Records to process
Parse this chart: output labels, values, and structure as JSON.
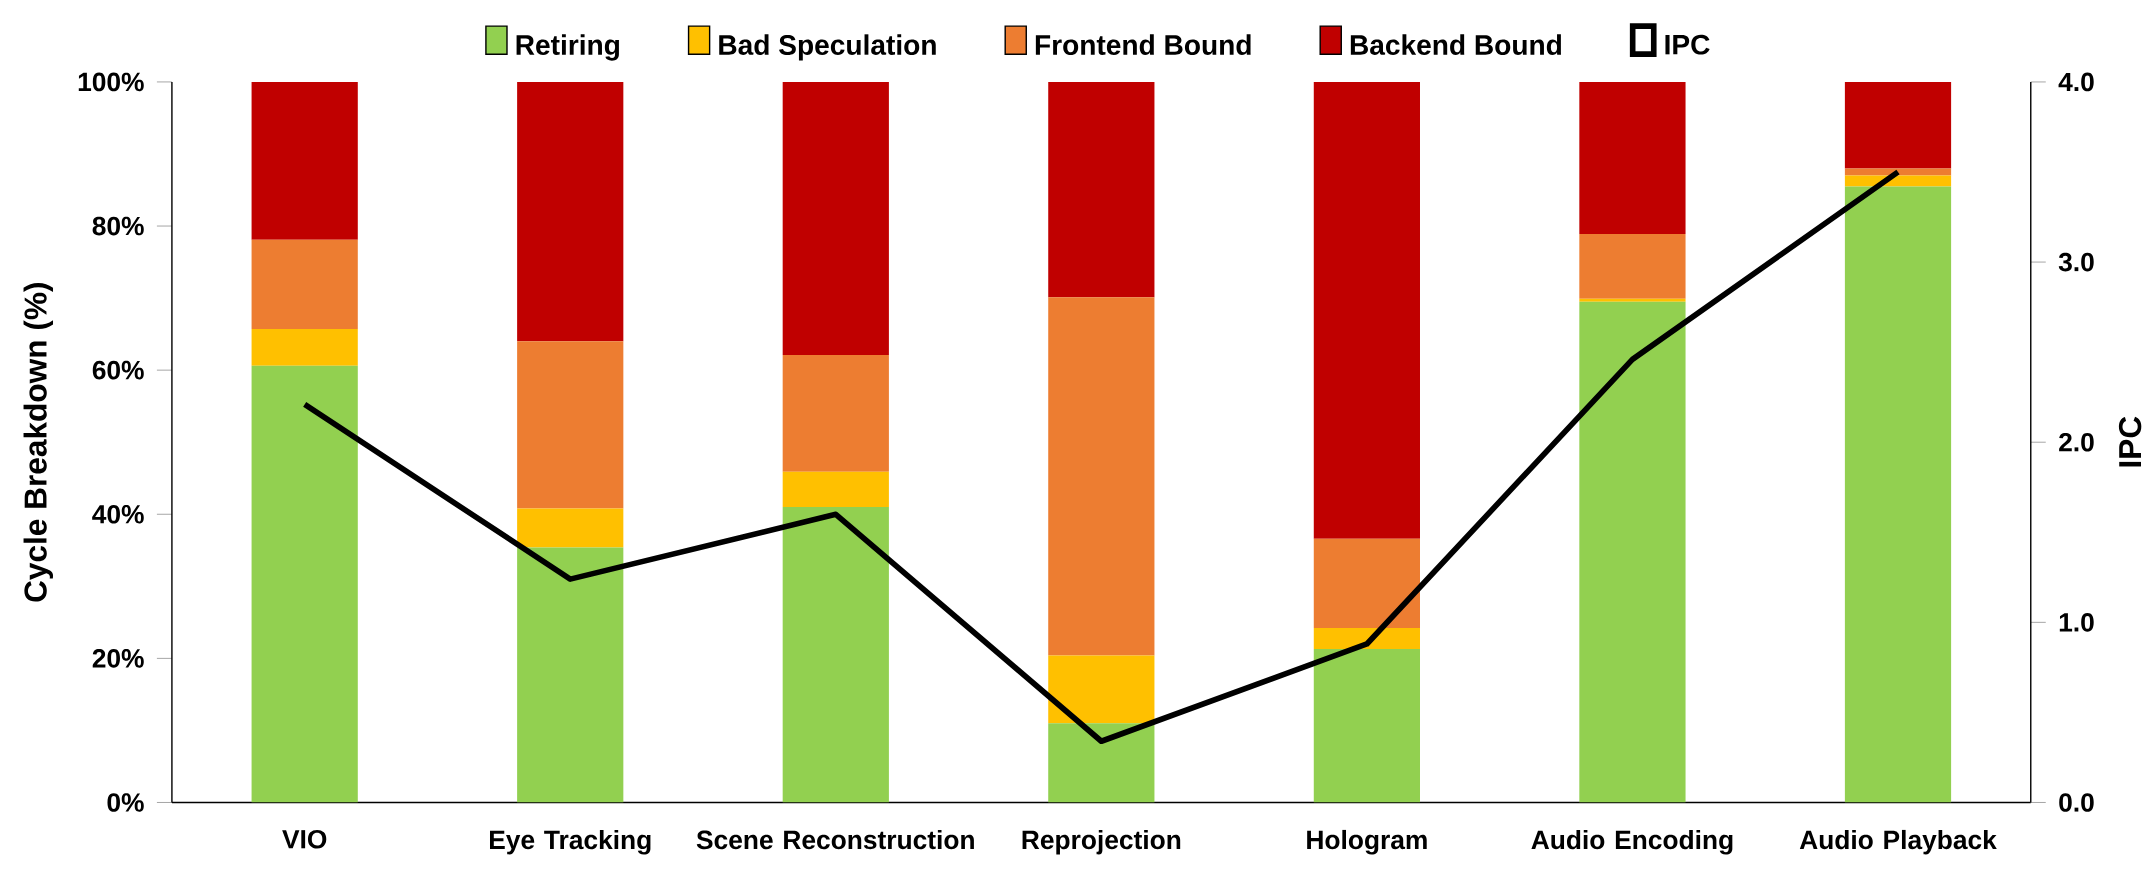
{
  "chart_data": {
    "type": "bar",
    "stacked": true,
    "legend": "top",
    "ylabel": "Cycle Breakdown (%)",
    "y2label": "IPC",
    "categories": [
      "VIO",
      "Eye Tracking",
      "Scene Reconstruction",
      "Reprojection",
      "Hologram",
      "Audio Encoding",
      "Audio Playback"
    ],
    "series": [
      {
        "name": "Retiring",
        "color": "#92d050",
        "values": [
          60.6,
          35.4,
          41.0,
          11.0,
          21.3,
          69.5,
          85.5
        ]
      },
      {
        "name": "Bad Speculation",
        "color": "#ffc000",
        "values": [
          5.1,
          5.4,
          4.9,
          9.4,
          2.9,
          0.4,
          1.5
        ]
      },
      {
        "name": "Frontend Bound",
        "color": "#ed7d31",
        "values": [
          12.4,
          23.2,
          16.2,
          49.7,
          12.4,
          9.0,
          1.0
        ]
      },
      {
        "name": "Backend Bound",
        "color": "#c00000",
        "values": [
          21.9,
          36.0,
          37.9,
          29.9,
          63.4,
          21.1,
          12.0
        ]
      },
      {
        "name": "IPC",
        "type": "line",
        "axis": "y2",
        "color": "#000000",
        "values": [
          2.21,
          1.24,
          1.6,
          0.34,
          0.88,
          2.46,
          3.5
        ]
      }
    ],
    "ylim": [
      0,
      100
    ],
    "yticks": [
      {
        "value": 0,
        "label": "0%"
      },
      {
        "value": 20,
        "label": "20%"
      },
      {
        "value": 40,
        "label": "40%"
      },
      {
        "value": 60,
        "label": "60%"
      },
      {
        "value": 80,
        "label": "80%"
      },
      {
        "value": 100,
        "label": "100%"
      }
    ],
    "y2lim": [
      0,
      4
    ],
    "y2ticks": [
      {
        "value": 0,
        "label": "0.0"
      },
      {
        "value": 1,
        "label": "1.0"
      },
      {
        "value": 2,
        "label": "2.0"
      },
      {
        "value": 3,
        "label": "3.0"
      },
      {
        "value": 4,
        "label": "4.0"
      }
    ]
  }
}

Prompt
Repeat the data exactly, dropping every picture it holds.

Exercise solution
Parse this chart: output labels, values, and structure as JSON.
{
  "chart_data": {
    "type": "bar",
    "stacked": true,
    "legend": "top",
    "ylabel": "Cycle Breakdown (%)",
    "y2label": "IPC",
    "categories": [
      "VIO",
      "Eye Tracking",
      "Scene Reconstruction",
      "Reprojection",
      "Hologram",
      "Audio Encoding",
      "Audio Playback"
    ],
    "series": [
      {
        "name": "Retiring",
        "color": "#92d050",
        "values": [
          60.6,
          35.4,
          41.0,
          11.0,
          21.3,
          69.5,
          85.5
        ]
      },
      {
        "name": "Bad Speculation",
        "color": "#ffc000",
        "values": [
          5.1,
          5.4,
          4.9,
          9.4,
          2.9,
          0.4,
          1.5
        ]
      },
      {
        "name": "Frontend Bound",
        "color": "#ed7d31",
        "values": [
          12.4,
          23.2,
          16.2,
          49.7,
          12.4,
          9.0,
          1.0
        ]
      },
      {
        "name": "Backend Bound",
        "color": "#c00000",
        "values": [
          21.9,
          36.0,
          37.9,
          29.9,
          63.4,
          21.1,
          12.0
        ]
      },
      {
        "name": "IPC",
        "type": "line",
        "axis": "y2",
        "color": "#000000",
        "values": [
          2.21,
          1.24,
          1.6,
          0.34,
          0.88,
          2.46,
          3.5
        ]
      }
    ],
    "ylim": [
      0,
      100
    ],
    "yticks": [
      {
        "value": 0,
        "label": "0%"
      },
      {
        "value": 20,
        "label": "20%"
      },
      {
        "value": 40,
        "label": "40%"
      },
      {
        "value": 60,
        "label": "60%"
      },
      {
        "value": 80,
        "label": "80%"
      },
      {
        "value": 100,
        "label": "100%"
      }
    ],
    "y2lim": [
      0,
      4
    ],
    "y2ticks": [
      {
        "value": 0,
        "label": "0.0"
      },
      {
        "value": 1,
        "label": "1.0"
      },
      {
        "value": 2,
        "label": "2.0"
      },
      {
        "value": 3,
        "label": "3.0"
      },
      {
        "value": 4,
        "label": "4.0"
      }
    ]
  }
}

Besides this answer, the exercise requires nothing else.